Return every record below exactly as written, but leave out the pictures.

Extracted data entries
╭──

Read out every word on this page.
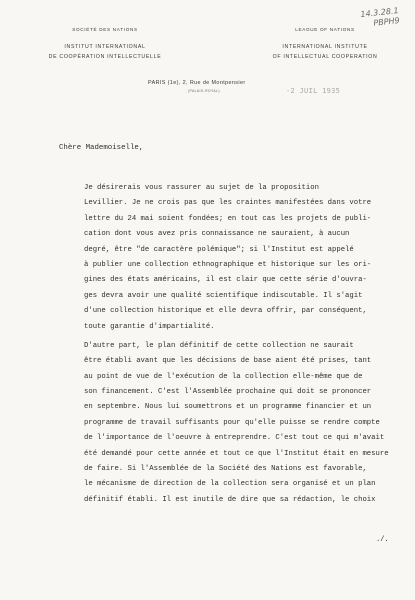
SOCIÉTÉ DES NATIONS
INSTITUT INTERNATIONAL
DE COOPÉRATION INTELLECTUELLE
LEAGUE OF NATIONS
INTERNATIONAL INSTITUTE
OF INTELLECTUAL COOPERATION
PARIS (1e), 2, Rue de Montpensier
(PALAIS-ROYAL)	-2 JUIL 1935
14.3.28.1
PBPH9
Chère Mademoiselle,
Je désirerais vous rassurer au sujet de la proposition
Levillier. Je ne crois pas que les craintes manifestées dans votre
lettre du 24 mai soient fondées; en tout cas les projets de publi-
cation dont vous avez pris connaissance ne sauraient, à aucun
degré, être "de caractère polémique"; si l'Institut est appelé
à publier une collection ethnographique et historique sur les ori-
gines des états américains, il est clair que cette série d'ouvra-
ges devra avoir une qualité scientifique indiscutable. Il s'agit
d'une collection historique et elle devra offrir, par conséquent,
toute garantie d'impartialité.
D'autre part, le plan définitif de cette collection ne saurait
être établi avant que les décisions de base aient été prises, tant
au point de vue de l'exécution de la collection elle-même que de
son financement. C'est l'Assemblée prochaine qui doit se prononcer
en septembre. Nous lui soumettrons et un programme financier et un
programme de travail suffisants pour qu'elle puisse se rendre compte
de l'importance de l'oeuvre à entreprendre. C'est tout ce qui m'avait
été demandé pour cette année et tout ce que l'Institut était en mesure
de faire. Si l'Assemblée de la Société des Nations est favorable,
le mécanisme de direction de la collection sera organisé et un plan
définitif établi. Il est inutile de dire que sa rédaction, le choix
./.
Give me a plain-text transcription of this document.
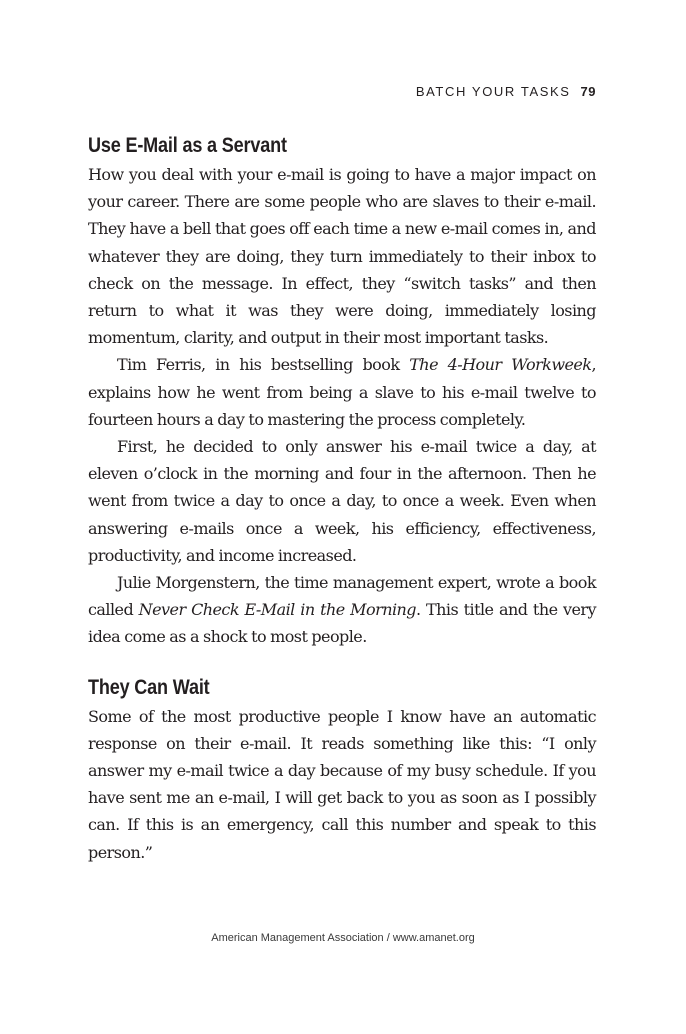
BATCH YOUR TASKS 79
Use E-Mail as a Servant

How you deal with your e-mail is going to have a major impact on your career. There are some people who are slaves to their e-mail. They have a bell that goes off each time a new e-mail comes in, and whatever they are doing, they turn immediately to their inbox to check on the message. In effect, they “switch tasks” and then return to what it was they were doing, immediately losing momentum, clarity, and output in their most important tasks.

Tim Ferris, in his bestselling book The 4-Hour Workweek, explains how he went from being a slave to his e-mail twelve to fourteen hours a day to mastering the process completely.

First, he decided to only answer his e-mail twice a day, at eleven o’clock in the morning and four in the afternoon. Then he went from twice a day to once a day, to once a week. Even when answering e-mails once a week, his efficiency, effectiveness, productivity, and income increased.

Julie Morgenstern, the time management expert, wrote a book called Never Check E-Mail in the Morning. This title and the very idea come as a shock to most people.

They Can Wait

Some of the most productive people I know have an automatic response on their e-mail. It reads something like this: “I only answer my e-mail twice a day because of my busy schedule. If you have sent me an e-mail, I will get back to you as soon as I possibly can. If this is an emergency, call this number and speak to this person.”

American Management Association / www.amanet.org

╰──

** TASK RESULT **
Read out every word on this page.
SOCIÉTÉ DES NATIONS
INSTITUT INTERNATIONAL
DE COOPÉRATION INTELLECTUELLE
LEAGUE OF NATIONS
INTERNATIONAL INSTITUTE
OF INTELLECTUAL COOPERATION
PARIS (1e), 2, Rue de Montpensier
(PALAIS-ROYAL)	-2 JUIL 1935
14.3.28.1
PBPH9
Chère Mademoiselle,
Je désirerais vous rassurer au sujet de la proposition
Levillier. Je ne crois pas que les craintes manifestées dans votre
lettre du 24 mai soient fondées; en tout cas les projets de publi-
cation dont vous avez pris connaissance ne sauraient, à aucun
degré, être "de caractère polémique"; si l'Institut est appelé
à publier une collection ethnographique et historique sur les ori-
gines des états américains, il est clair que cette série d'ouvra-
ges devra avoir une qualité scientifique indiscutable. Il s'agit
d'une collection historique et elle devra offrir, par conséquent,
toute garantie d'impartialité.
D'autre part, le plan définitif de cette collection ne saurait
être établi avant que les décisions de base aient été prises, tant
au point de vue de l'exécution de la collection elle-même que de
son financement. C'est l'Assemblée prochaine qui doit se prononcer
en septembre. Nous lui soumettrons et un programme financier et un
programme de travail suffisants pour qu'elle puisse se rendre compte
de l'importance de l'oeuvre à entreprendre. C'est tout ce qui m'avait
été demandé pour cette année et tout ce que l'Institut était en mesure
de faire. Si l'Assemblée de la Société des Nations est favorable,
le mécanisme de direction de la collection sera organisé et un plan
définitif établi. Il est inutile de dire que sa rédaction, le choix
./.
Give me a plain-text transcription of this document.
BATCH YOUR TASKS 79
Use E-Mail as a Servant

How you deal with your e-mail is going to have a major impact on your career. There are some people who are slaves to their e-mail. They have a bell that goes off each time a new e-mail comes in, and whatever they are doing, they turn immediately to their inbox to check on the message. In effect, they “switch tasks” and then return to what it was they were doing, immediately losing momentum, clarity, and output in their most important tasks.

Tim Ferris, in his bestselling book The 4-Hour Workweek, explains how he went from being a slave to his e-mail twelve to fourteen hours a day to mastering the process completely.

First, he decided to only answer his e-mail twice a day, at eleven o’clock in the morning and four in the afternoon. Then he went from twice a day to once a day, to once a week. Even when answering e-mails once a week, his efficiency, effectiveness, productivity, and income increased.

Julie Morgenstern, the time management expert, wrote a book called Never Check E-Mail in the Morning. This title and the very idea come as a shock to most people.

They Can Wait

Some of the most productive people I know have an automatic response on their e-mail. It reads something like this: “I only answer my e-mail twice a day because of my busy schedule. If you have sent me an e-mail, I will get back to you as soon as I possibly can. If this is an emergency, call this number and speak to this person.”

American Management Association / www.amanet.org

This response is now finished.